--- Source passage ---
::::::::::

Validating Sibyl Forecasting

February 26, 2017 - John-Paul Clarke, Chief Science Officer

The purpose of this document is to discuss how the Sibyl forecasting tool performs against various natural competitors. With this goal in mind, we have undertaken a general set of experiments (i.e., a meta-study) to validate Sibyl and to compare Sibyl vs. existing popular methodologies according to a number of different criteria.

The competing methodologies are as follows:

  • Box-Jenkins times series (with low-order autoregressive and moving average terms).
  • Holt-Winters (exponential smoothing with a linear trend; also with a possible seasonal trend).
  • Regression (with linear and perhaps quadratic terms; seasonality is not explicitly modeled).
  • Prophet – Facebook’s forecasting tool. See https://research.fb.com/prophet-forecasting-at-scale
  • Sibyl - Pace’s proprietary engine

According to the website, Prophet uses an amalgamation of techniques to incorporate trends and seasonality, e.g.

  • A piecewise linear or logistic growth curve trend. Prophet supposedly detects changes in trends by selecting changepoints from the data.
  • A yearly seasonal component modeled using Fourier series.
  • A weekly seasonal component using dummy variables. (This typically requires numerous data points, by the way.)
  • A user-provided list of important holidays. Box-Jenkins , Holt-Winters, and Regression can be regarded as “tried and true” methodologies, whereas Prophet and Sibyl are “young and new”.

In order to undertake our comparison study, we generated several super-collections of datasets designed to test the performance of Sibyl and its competitors. In particular, we have put together 6 super-collections, each consisting of 100 datasets, each running for 60 time units. For a particular dataset, the 60 units of data can informally be regarded as “the number of customers” (or revenue) observed for each of 60 days.

::::::::::

--- Listed entries ---
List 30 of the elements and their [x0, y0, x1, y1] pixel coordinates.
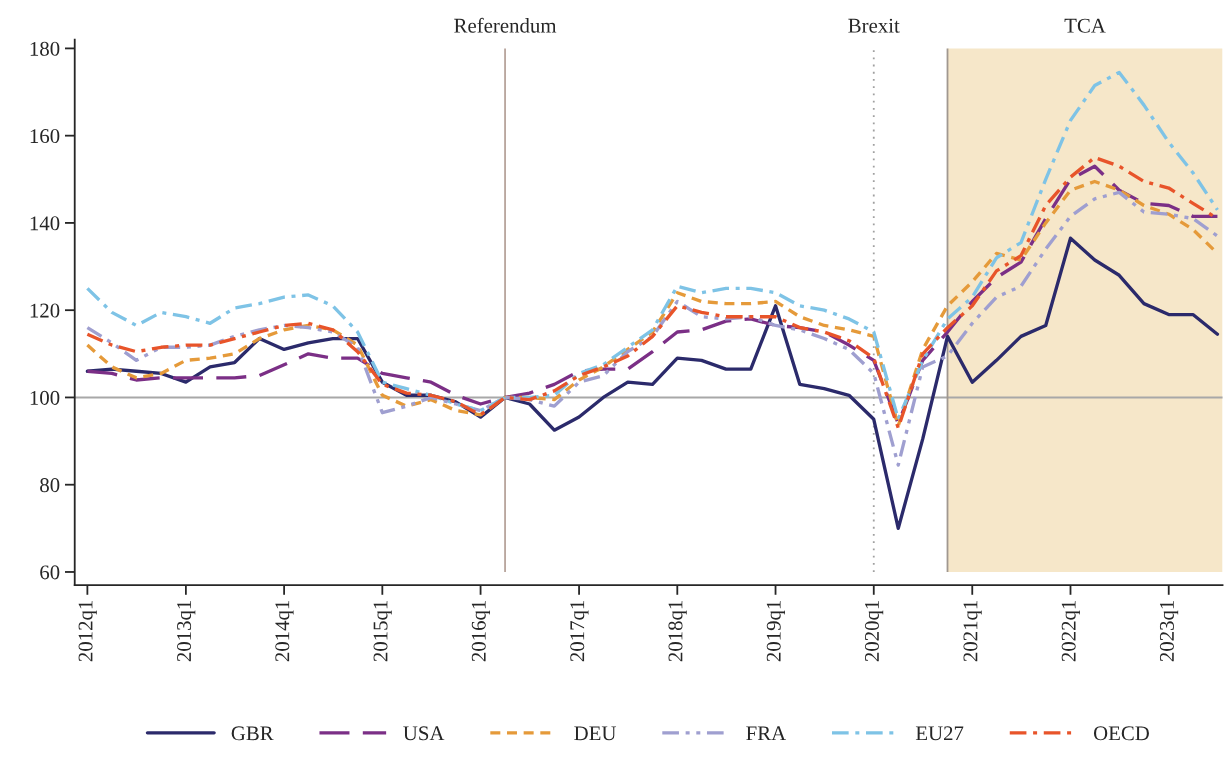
legend-label: USA — [403, 726, 445, 741]
x-tick-label: 2020q1 — [864, 600, 884, 662]
line-series — [85, 70, 1220, 421]
x-tick-label: 2022q1 — [1061, 600, 1080, 662]
line-series — [85, 190, 1220, 467]
x-tick-label: 2012q1 — [78, 600, 97, 662]
y-tick-label: 60 — [40, 565, 60, 580]
legend-label: DEU — [574, 726, 617, 741]
x-tick-label: 2016q1 — [471, 600, 491, 662]
y-tick-label: 100 — [30, 390, 60, 405]
ref-line-label: Referendum — [454, 17, 557, 33]
y-tick-label: 120 — [30, 303, 60, 318]
y-tick-label: 80 — [40, 478, 60, 493]
x-tick-label: 2019q1 — [766, 600, 785, 662]
x-tick-label: 2021q1 — [963, 600, 982, 662]
x-tick-label: 2014q1 — [275, 600, 294, 662]
x-tick-label: 2017q1 — [570, 600, 589, 662]
y-tick-label: 180 — [30, 41, 60, 56]
x-tick-label: 2023q1 — [1159, 600, 1179, 662]
legend-label: EU27 — [915, 726, 964, 741]
legend-label: FRA — [746, 726, 787, 741]
legend-label: OECD — [1093, 726, 1149, 741]
y-tick-label: 140 — [30, 216, 60, 231]
x-tick-label: 2015q1 — [373, 600, 392, 662]
band-label: TCA — [1064, 18, 1106, 33]
x-tick-label: 2018q1 — [668, 600, 687, 662]
legend-label: GBR — [231, 726, 274, 741]
ref-line-label: Brexit — [848, 18, 900, 33]
x-tick-label: 2013q1 — [177, 600, 196, 662]
y-tick-label: 160 — [30, 129, 60, 144]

::::::::::

--- Problems ---
(1) Translate this sentence from the Sibyl forecasting passage into Spanish: "The purpose of this document is to discuss how the Sibyl forecasting tool performs against various natural competitors."
(2) Write the next paragraph of the Sibyl forecasting passage, picking up after its final sentence.
The rows play no part in this work.

--- Task results ---
(1) El propósito de este documento es analizar el desempeño de la herramienta de pronóstico Sibyl frente a diversos competidores naturales.

(2)
The 6 super-collections are characterized as follows:

  • Customers are generated for 60 days according to a Poisson process with a constant arrival rate. The Poisson arrival model is widely regarded as reasonable and ubiquitous.
  • Linearly increasing arrival rate. That is, the arrival rate goes up a constant bit each day. This corresponds to what is known as a nonhomogeneous Poisson process.
  • Quadratically increasing arrival rate.
  • Sinusoidal (seasonal) arrival rate. Composition of two rates, e.g., constant rate + occasional jumps.
  • Composition of multiple streams (in an attempt to mess up the other methods).

So how do the methods do compared to one another? The comparison can be made by considering several possible performance criteria, all of which are evaluated for each of the 6 super-collections (each consisting of 100 datasets). Moreover, we will form estimators of 60-day totals based on the first 15, 30, and 45 days of data. (One would expect that having more days of data will usually produce better estimates for the 60-day totals.)

For example, using data up to Day 30, we estimate the Day 60 total. Do this for each of the 100 datasets. We will then have 100 estimates obtained at Day 30 for the “true” Day 60 totals, along with the 100 corresponding errors (difference between the estimated and true vales).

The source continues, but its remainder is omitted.